◆ Dataset rows:
--------------------------------------------------

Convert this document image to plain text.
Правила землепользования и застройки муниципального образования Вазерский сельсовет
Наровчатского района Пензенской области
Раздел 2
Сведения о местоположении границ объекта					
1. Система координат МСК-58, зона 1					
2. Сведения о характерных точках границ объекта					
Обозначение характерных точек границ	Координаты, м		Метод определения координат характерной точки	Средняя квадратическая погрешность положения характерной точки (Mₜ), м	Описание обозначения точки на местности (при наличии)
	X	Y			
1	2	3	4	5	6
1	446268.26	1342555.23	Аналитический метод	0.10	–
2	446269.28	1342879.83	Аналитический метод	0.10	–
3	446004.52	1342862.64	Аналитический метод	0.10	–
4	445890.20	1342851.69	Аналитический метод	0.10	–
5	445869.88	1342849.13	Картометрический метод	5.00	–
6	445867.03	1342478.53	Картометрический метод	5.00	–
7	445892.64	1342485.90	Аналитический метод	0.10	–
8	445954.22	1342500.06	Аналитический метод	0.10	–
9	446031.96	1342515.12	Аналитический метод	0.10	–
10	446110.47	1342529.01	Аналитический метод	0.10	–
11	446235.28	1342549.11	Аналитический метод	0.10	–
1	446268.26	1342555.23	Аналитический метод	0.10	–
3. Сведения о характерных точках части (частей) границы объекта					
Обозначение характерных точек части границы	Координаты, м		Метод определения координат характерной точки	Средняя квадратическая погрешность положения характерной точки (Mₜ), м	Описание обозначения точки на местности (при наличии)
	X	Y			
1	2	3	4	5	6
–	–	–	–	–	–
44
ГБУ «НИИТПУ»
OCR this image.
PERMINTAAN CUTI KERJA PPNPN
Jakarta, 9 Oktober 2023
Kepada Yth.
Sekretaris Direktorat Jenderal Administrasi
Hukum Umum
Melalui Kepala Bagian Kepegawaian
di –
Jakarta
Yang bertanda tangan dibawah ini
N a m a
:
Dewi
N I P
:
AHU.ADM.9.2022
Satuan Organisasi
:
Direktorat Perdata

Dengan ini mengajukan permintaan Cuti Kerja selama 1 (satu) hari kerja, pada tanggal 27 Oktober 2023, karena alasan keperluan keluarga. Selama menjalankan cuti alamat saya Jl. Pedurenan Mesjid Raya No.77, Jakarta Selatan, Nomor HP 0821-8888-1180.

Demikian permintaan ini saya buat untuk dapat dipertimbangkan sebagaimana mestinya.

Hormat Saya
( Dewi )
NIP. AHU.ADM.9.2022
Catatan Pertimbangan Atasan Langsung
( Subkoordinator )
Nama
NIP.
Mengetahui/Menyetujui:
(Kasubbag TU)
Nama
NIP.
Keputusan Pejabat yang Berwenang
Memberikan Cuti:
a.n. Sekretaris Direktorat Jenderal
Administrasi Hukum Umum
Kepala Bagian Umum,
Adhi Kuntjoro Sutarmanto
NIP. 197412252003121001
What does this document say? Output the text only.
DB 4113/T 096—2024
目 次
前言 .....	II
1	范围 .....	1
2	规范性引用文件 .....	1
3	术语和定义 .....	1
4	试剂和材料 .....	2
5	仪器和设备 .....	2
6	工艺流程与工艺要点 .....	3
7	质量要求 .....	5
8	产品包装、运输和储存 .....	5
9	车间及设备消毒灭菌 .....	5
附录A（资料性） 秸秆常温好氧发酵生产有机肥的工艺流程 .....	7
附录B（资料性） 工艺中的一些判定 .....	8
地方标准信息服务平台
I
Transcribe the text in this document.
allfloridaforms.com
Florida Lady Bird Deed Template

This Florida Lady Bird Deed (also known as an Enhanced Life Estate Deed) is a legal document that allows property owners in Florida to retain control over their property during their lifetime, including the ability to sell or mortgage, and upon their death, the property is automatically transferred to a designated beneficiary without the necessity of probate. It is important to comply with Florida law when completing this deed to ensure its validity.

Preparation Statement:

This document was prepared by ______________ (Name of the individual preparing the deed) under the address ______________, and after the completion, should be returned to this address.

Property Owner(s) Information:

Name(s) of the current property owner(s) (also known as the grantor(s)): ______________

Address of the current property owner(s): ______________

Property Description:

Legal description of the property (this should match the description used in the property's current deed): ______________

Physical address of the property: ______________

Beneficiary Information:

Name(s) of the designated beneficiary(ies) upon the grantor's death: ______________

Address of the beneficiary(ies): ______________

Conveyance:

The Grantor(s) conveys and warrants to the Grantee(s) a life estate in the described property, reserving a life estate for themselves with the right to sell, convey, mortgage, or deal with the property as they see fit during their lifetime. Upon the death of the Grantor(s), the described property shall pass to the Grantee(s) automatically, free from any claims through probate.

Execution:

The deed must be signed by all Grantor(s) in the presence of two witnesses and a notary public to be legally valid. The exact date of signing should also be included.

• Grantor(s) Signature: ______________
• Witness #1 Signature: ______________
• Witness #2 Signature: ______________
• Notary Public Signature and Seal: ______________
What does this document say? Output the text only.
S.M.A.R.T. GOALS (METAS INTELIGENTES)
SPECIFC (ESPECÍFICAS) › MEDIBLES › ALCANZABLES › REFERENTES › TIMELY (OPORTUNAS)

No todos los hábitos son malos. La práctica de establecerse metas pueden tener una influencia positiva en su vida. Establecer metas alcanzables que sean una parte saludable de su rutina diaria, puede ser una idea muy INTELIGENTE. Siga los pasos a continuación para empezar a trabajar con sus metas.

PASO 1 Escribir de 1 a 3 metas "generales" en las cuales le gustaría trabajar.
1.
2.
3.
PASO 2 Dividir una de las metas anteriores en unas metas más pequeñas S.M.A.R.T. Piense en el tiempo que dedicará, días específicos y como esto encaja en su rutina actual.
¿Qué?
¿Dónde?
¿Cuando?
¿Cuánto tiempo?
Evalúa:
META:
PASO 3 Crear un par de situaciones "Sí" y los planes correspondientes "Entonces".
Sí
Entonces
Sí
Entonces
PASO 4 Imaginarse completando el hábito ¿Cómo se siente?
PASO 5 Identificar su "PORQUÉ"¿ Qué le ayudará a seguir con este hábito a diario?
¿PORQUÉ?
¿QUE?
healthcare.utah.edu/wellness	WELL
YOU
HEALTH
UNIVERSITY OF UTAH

--------------------------------------------------

◆ Instructions for the task: Look over the records above and copy each line that includes the string "точках".

◆ Solution to this exercise:
2. Сведения о характерных точках границ объекта					
3. Сведения о характерных точках части (частей) границы объекта					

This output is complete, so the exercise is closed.